» TASK TO COMPLETE: Retype the records below exactly as they appear, but leave out any pictures.
╭──
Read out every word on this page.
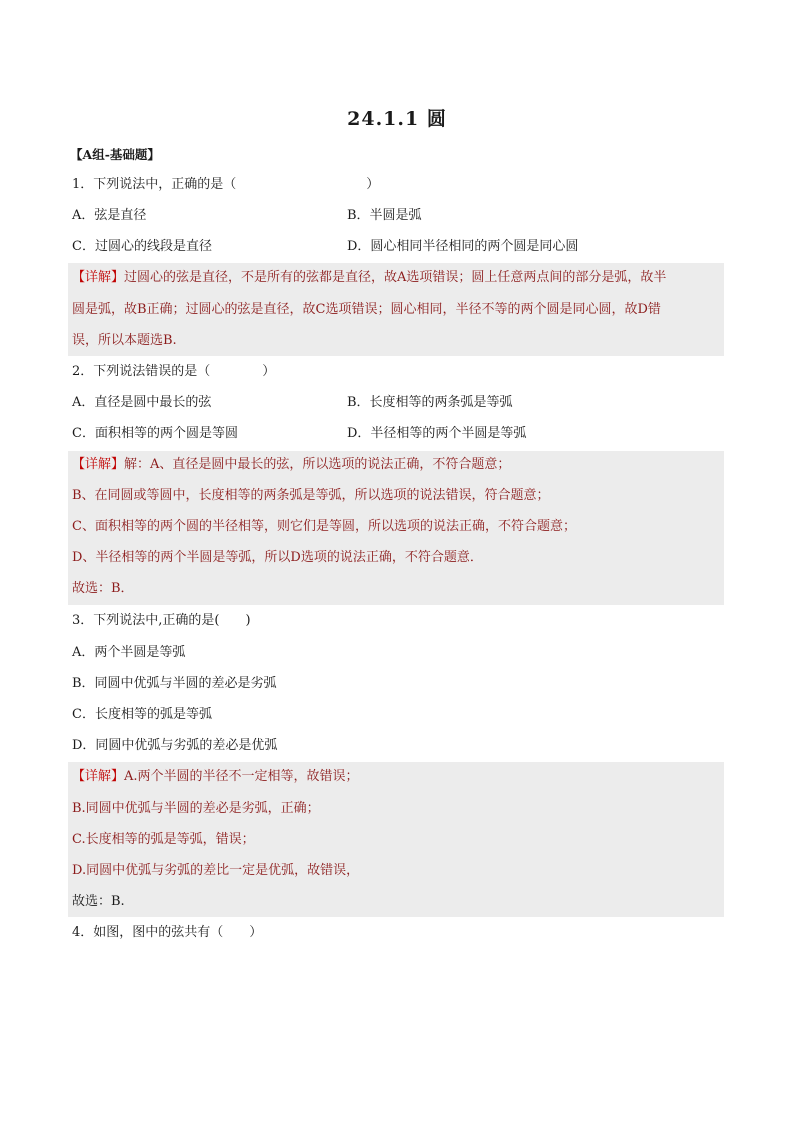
24.1.1 圆
【A组-基础题】
1．下列说法中，正确的是（　　　　　　　　　　）
A．弦是直径	B．半圆是弧
C．过圆心的线段是直径	D．圆心相同半径相同的两个圆是同心圆
【详解】过圆心的弦是直径，不是所有的弦都是直径，故A选项错误；圆上任意两点间的部分是弧，故半
圆是弧，故B正确；过圆心的弦是直径，故C选项错误；圆心相同，半径不等的两个圆是同心圆，故D错
误，所以本题选B.
2．下列说法错误的是（　　　　）
A．直径是圆中最长的弦	B．长度相等的两条弧是等弧
C．面积相等的两个圆是等圆	D．半径相等的两个半圆是等弧
【详解】解：A、直径是圆中最长的弦，所以选项的说法正确，不符合题意；
B、在同圆或等圆中，长度相等的两条弧是等弧，所以选项的说法错误，符合题意；
C、面积相等的两个圆的半径相等，则它们是等圆，所以选项的说法正确，不符合题意；
D、半径相等的两个半圆是等弧，所以D选项的说法正确，不符合题意．
故选：B．
3．下列说法中,正确的是(　　)
A．两个半圆是等弧
B．同圆中优弧与半圆的差必是劣弧
C．长度相等的弧是等弧
D．同圆中优弧与劣弧的差必是优弧
【详解】A.两个半圆的半径不一定相等，故错误；
B.同圆中优弧与半圆的差必是劣弧，正确；
C.长度相等的弧是等弧，错误；
D.同圆中优弧与劣弧的差比一定是优弧，故错误，
故选：B.
4．如图，图中的弦共有（　　）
╰──
» SOLUTION BELOW:
Read out every word on this page.
24.1.1 圆
【A组-基础题】
1．下列说法中，正确的是（　　　　　　　　　　）
A．弦是直径	B．半圆是弧
C．过圆心的线段是直径	D．圆心相同半径相同的两个圆是同心圆
【详解】过圆心的弦是直径，不是所有的弦都是直径，故A选项错误；圆上任意两点间的部分是弧，故半
圆是弧，故B正确；过圆心的弦是直径，故C选项错误；圆心相同，半径不等的两个圆是同心圆，故D错
误，所以本题选B.
2．下列说法错误的是（　　　　）
A．直径是圆中最长的弦	B．长度相等的两条弧是等弧
C．面积相等的两个圆是等圆	D．半径相等的两个半圆是等弧
【详解】解：A、直径是圆中最长的弦，所以选项的说法正确，不符合题意；
B、在同圆或等圆中，长度相等的两条弧是等弧，所以选项的说法错误，符合题意；
C、面积相等的两个圆的半径相等，则它们是等圆，所以选项的说法正确，不符合题意；
D、半径相等的两个半圆是等弧，所以D选项的说法正确，不符合题意．
故选：B．
3．下列说法中,正确的是(　　)
A．两个半圆是等弧
B．同圆中优弧与半圆的差必是劣弧
C．长度相等的弧是等弧
D．同圆中优弧与劣弧的差必是优弧
【详解】A.两个半圆的半径不一定相等，故错误；
B.同圆中优弧与半圆的差必是劣弧，正确；
C.长度相等的弧是等弧，错误；
D.同圆中优弧与劣弧的差比一定是优弧，故错误，
故选：B.
4．如图，图中的弦共有（　　）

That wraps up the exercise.